## Data supplied
begin

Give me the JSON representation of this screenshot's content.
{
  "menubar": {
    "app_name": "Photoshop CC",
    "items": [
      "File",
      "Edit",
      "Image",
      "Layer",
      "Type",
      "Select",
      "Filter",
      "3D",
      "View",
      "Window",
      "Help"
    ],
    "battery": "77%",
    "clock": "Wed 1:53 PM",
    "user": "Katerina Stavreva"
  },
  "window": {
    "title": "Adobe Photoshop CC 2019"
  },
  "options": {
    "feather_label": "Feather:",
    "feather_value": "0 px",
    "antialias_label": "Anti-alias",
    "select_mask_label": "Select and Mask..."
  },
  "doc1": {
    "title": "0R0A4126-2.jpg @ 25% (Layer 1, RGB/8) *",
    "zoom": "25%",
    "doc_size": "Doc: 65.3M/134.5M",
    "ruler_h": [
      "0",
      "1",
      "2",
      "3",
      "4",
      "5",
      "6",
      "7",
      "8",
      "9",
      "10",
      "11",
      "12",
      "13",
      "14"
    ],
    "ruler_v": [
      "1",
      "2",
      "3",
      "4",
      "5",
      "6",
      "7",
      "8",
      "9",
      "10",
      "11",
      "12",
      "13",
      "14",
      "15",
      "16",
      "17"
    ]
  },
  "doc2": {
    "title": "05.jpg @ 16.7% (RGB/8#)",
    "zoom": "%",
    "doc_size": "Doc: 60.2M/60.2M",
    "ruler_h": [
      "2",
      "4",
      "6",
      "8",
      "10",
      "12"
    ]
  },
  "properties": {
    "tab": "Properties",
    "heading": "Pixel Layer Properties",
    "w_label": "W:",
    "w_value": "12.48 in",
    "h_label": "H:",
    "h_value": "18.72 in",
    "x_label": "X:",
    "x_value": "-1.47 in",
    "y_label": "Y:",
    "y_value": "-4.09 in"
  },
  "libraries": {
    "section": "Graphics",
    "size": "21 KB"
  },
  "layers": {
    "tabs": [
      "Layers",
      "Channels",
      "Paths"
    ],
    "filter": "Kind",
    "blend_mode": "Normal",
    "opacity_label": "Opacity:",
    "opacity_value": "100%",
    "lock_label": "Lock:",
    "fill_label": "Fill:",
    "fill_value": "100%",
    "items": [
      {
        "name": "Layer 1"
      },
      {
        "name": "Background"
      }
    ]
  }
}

end

Take the entries above and copy them out exactly.

## Solved problem
Give me the JSON representation of this screenshot's content.
{
  "menubar": {
    "app_name": "Photoshop CC",
    "items": [
      "File",
      "Edit",
      "Image",
      "Layer",
      "Type",
      "Select",
      "Filter",
      "3D",
      "View",
      "Window",
      "Help"
    ],
    "battery": "77%",
    "clock": "Wed 1:53 PM",
    "user": "Katerina Stavreva"
  },
  "window": {
    "title": "Adobe Photoshop CC 2019"
  },
  "options": {
    "feather_label": "Feather:",
    "feather_value": "0 px",
    "antialias_label": "Anti-alias",
    "select_mask_label": "Select and Mask..."
  },
  "doc1": {
    "title": "0R0A4126-2.jpg @ 25% (Layer 1, RGB/8) *",
    "zoom": "25%",
    "doc_size": "Doc: 65.3M/134.5M",
    "ruler_h": [
      "0",
      "1",
      "2",
      "3",
      "4",
      "5",
      "6",
      "7",
      "8",
      "9",
      "10",
      "11",
      "12",
      "13",
      "14"
    ],
    "ruler_v": [
      "1",
      "2",
      "3",
      "4",
      "5",
      "6",
      "7",
      "8",
      "9",
      "10",
      "11",
      "12",
      "13",
      "14",
      "15",
      "16",
      "17"
    ]
  },
  "doc2": {
    "title": "05.jpg @ 16.7% (RGB/8#)",
    "zoom": "%",
    "doc_size": "Doc: 60.2M/60.2M",
    "ruler_h": [
      "2",
      "4",
      "6",
      "8",
      "10",
      "12"
    ]
  },
  "properties": {
    "tab": "Properties",
    "heading": "Pixel Layer Properties",
    "w_label": "W:",
    "w_value": "12.48 in",
    "h_label": "H:",
    "h_value": "18.72 in",
    "x_label": "X:",
    "x_value": "-1.47 in",
    "y_label": "Y:",
    "y_value": "-4.09 in"
  },
  "libraries": {
    "section": "Graphics",
    "size": "21 KB"
  },
  "layers": {
    "tabs": [
      "Layers",
      "Channels",
      "Paths"
    ],
    "filter": "Kind",
    "blend_mode": "Normal",
    "opacity_label": "Opacity:",
    "opacity_value": "100%",
    "lock_label": "Lock:",
    "fill_label": "Fill:",
    "fill_value": "100%",
    "items": [
      {
        "name": "Layer 1"
      },
      {
        "name": "Background"
      }
    ]
  }
}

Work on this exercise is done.